== Exercise prompt ==
Reply with one number: the count of lines in the records below that hold "Extract".

[Source records]

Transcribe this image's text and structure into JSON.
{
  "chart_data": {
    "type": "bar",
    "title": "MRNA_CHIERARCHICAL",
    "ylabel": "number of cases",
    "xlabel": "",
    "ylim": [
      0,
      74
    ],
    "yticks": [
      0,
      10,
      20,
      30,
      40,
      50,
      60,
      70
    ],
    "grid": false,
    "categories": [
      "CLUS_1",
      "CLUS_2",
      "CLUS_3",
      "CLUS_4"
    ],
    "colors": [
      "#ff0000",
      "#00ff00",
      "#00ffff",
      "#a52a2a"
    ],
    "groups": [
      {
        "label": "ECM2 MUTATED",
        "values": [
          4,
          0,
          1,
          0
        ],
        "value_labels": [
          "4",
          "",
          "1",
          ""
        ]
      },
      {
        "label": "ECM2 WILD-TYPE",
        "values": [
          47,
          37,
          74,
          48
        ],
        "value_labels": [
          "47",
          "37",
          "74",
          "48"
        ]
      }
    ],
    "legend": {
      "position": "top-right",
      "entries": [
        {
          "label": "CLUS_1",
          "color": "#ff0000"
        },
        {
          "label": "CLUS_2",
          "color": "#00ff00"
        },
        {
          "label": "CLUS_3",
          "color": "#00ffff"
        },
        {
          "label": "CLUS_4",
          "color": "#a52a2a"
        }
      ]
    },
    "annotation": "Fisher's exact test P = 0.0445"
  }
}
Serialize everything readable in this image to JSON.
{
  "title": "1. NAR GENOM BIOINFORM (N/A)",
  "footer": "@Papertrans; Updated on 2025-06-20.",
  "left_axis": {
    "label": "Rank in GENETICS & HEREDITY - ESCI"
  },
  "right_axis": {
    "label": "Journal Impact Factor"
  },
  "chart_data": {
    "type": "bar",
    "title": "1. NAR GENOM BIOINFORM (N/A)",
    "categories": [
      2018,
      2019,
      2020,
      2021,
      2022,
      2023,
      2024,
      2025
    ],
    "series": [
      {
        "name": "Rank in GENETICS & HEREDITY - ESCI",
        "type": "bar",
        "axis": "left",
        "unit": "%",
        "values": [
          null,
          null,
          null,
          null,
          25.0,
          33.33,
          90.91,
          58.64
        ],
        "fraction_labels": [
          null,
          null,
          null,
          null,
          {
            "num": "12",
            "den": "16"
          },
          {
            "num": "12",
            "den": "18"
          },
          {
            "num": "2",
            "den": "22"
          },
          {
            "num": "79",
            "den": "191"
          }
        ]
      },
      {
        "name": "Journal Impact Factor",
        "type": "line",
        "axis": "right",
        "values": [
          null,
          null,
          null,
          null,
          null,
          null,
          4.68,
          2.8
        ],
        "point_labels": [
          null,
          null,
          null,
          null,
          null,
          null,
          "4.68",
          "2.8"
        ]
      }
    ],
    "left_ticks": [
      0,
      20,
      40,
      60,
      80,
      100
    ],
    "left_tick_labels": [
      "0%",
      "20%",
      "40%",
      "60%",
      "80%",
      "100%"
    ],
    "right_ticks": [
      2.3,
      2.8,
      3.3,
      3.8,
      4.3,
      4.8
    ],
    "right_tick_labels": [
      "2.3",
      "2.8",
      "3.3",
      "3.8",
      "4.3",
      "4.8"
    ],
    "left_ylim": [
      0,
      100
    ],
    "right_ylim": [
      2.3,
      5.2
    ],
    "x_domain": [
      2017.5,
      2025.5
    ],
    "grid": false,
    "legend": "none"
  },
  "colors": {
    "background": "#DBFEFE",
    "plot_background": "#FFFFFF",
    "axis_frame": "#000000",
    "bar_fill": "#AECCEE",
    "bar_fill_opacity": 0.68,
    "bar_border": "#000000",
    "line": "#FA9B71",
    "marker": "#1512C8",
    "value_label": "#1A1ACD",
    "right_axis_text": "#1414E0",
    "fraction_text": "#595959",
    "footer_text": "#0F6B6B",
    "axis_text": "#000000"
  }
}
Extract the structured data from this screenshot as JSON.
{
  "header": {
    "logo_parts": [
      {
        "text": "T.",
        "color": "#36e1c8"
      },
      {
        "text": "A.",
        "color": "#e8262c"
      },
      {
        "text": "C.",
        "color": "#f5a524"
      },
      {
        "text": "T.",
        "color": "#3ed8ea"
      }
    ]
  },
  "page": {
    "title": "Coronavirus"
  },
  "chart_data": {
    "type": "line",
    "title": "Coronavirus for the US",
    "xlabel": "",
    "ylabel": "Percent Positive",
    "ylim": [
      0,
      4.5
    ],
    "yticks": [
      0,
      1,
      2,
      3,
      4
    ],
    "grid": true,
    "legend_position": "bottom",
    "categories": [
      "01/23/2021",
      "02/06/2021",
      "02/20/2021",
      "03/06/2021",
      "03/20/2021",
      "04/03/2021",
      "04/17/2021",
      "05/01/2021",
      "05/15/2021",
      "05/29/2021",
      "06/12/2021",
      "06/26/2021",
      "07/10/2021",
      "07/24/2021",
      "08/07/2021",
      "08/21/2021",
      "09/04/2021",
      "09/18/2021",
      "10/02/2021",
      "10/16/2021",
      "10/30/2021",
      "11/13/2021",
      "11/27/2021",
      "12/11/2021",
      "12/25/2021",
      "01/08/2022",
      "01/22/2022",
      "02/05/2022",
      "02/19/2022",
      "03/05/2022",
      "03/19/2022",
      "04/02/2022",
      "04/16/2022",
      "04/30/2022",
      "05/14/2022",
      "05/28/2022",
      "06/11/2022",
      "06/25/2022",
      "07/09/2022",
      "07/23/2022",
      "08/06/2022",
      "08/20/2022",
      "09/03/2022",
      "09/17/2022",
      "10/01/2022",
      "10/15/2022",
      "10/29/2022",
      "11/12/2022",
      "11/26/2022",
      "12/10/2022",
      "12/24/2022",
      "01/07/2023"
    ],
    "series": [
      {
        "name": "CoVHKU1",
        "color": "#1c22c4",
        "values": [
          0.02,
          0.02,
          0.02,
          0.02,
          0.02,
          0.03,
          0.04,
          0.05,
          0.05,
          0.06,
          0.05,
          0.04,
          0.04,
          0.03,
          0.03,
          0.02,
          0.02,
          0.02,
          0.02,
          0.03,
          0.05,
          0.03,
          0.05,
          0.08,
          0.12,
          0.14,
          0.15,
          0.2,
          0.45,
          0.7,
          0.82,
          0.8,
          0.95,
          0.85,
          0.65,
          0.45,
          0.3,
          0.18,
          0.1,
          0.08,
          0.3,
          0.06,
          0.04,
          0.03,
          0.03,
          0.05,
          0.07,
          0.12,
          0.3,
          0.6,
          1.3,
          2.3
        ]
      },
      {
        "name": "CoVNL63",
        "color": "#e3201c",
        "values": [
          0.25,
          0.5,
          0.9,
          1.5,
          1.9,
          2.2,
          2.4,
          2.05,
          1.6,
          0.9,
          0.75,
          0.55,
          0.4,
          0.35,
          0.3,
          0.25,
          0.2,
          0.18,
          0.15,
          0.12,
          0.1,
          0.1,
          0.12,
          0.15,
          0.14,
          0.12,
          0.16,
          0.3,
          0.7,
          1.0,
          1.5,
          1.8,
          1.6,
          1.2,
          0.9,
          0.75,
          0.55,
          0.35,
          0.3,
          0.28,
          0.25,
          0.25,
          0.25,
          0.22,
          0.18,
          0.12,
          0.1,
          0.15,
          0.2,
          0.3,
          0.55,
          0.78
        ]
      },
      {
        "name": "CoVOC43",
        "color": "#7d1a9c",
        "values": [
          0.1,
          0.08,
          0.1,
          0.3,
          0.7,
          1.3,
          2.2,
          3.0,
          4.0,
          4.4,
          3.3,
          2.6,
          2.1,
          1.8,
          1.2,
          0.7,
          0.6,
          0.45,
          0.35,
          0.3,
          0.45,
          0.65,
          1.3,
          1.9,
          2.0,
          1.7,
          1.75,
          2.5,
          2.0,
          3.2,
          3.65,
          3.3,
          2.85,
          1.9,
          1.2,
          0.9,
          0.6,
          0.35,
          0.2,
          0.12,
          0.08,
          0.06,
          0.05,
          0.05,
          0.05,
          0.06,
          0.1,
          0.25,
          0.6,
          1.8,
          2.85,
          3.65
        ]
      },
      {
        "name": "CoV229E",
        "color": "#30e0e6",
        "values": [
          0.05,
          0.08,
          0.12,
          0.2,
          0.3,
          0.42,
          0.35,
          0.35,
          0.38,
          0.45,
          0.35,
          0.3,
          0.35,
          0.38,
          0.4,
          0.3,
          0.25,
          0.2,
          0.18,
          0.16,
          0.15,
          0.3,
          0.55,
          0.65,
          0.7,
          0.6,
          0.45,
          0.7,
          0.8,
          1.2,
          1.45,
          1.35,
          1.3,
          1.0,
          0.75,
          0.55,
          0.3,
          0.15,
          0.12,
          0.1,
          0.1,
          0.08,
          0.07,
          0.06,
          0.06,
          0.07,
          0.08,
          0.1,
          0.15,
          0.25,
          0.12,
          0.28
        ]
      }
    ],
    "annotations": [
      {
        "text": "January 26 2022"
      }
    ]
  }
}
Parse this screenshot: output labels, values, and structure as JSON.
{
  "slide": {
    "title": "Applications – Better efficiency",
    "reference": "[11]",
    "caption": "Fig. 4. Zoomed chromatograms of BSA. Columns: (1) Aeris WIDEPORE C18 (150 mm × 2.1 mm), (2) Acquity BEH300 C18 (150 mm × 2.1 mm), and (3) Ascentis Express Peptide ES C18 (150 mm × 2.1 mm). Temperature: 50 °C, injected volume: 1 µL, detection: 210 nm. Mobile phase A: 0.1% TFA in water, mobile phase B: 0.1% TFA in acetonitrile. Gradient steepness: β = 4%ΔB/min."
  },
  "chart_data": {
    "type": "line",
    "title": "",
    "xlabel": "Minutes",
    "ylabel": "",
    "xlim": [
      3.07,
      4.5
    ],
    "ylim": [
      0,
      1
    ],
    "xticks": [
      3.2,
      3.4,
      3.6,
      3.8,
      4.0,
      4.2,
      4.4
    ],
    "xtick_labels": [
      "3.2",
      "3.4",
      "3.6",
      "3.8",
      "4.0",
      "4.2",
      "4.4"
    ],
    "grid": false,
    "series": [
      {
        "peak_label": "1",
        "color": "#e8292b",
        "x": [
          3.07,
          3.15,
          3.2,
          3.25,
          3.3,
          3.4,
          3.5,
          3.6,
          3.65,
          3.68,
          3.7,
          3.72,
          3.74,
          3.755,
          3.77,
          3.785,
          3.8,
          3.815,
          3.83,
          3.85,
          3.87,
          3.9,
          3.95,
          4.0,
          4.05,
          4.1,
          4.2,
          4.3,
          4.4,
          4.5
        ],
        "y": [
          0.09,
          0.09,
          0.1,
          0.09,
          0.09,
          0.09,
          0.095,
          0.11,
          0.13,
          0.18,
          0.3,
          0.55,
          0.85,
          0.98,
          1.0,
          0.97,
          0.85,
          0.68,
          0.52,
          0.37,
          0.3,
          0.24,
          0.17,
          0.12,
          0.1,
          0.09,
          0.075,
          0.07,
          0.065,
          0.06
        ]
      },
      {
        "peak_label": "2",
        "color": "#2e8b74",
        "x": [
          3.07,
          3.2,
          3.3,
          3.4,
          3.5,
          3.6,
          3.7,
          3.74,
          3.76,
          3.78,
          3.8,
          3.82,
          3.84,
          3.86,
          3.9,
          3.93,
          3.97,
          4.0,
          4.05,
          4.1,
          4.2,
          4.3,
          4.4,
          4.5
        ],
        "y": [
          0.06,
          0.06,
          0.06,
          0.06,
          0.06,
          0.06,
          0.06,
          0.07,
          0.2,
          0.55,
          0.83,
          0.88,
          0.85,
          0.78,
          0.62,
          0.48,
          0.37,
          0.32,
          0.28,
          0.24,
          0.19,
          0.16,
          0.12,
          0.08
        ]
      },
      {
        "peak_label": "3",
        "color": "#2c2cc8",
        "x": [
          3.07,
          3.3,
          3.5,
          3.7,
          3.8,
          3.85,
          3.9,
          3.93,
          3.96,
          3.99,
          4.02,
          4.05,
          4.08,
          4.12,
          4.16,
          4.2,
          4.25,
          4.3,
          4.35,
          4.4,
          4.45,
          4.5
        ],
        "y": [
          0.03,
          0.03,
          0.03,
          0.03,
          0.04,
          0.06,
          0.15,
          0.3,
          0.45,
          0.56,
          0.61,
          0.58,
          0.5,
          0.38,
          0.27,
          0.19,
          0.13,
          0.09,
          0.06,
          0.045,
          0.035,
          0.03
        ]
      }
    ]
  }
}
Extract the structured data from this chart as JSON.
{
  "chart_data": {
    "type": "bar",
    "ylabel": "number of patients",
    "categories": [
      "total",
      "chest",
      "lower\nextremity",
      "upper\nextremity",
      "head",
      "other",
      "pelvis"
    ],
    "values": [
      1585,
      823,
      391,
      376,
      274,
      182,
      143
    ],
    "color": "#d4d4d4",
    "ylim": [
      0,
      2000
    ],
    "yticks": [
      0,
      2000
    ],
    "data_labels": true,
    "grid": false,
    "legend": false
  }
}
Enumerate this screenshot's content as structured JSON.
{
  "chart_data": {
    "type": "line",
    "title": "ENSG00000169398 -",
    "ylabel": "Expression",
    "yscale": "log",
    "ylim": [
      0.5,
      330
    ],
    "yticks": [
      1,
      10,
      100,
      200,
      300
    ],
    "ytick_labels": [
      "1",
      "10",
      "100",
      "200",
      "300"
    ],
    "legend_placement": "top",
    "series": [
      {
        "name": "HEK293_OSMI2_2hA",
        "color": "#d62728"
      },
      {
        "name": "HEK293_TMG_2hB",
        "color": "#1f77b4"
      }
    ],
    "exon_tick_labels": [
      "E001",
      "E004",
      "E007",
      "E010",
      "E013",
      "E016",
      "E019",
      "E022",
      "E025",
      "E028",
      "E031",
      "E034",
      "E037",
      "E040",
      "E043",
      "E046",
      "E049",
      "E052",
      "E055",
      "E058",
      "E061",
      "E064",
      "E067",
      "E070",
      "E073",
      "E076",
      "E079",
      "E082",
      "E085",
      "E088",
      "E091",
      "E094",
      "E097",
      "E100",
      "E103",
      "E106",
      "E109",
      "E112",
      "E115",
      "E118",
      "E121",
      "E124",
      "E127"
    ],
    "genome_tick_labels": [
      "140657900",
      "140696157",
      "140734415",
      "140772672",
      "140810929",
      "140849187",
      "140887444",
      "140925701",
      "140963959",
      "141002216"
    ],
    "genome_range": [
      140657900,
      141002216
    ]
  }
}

== Answer below ==
2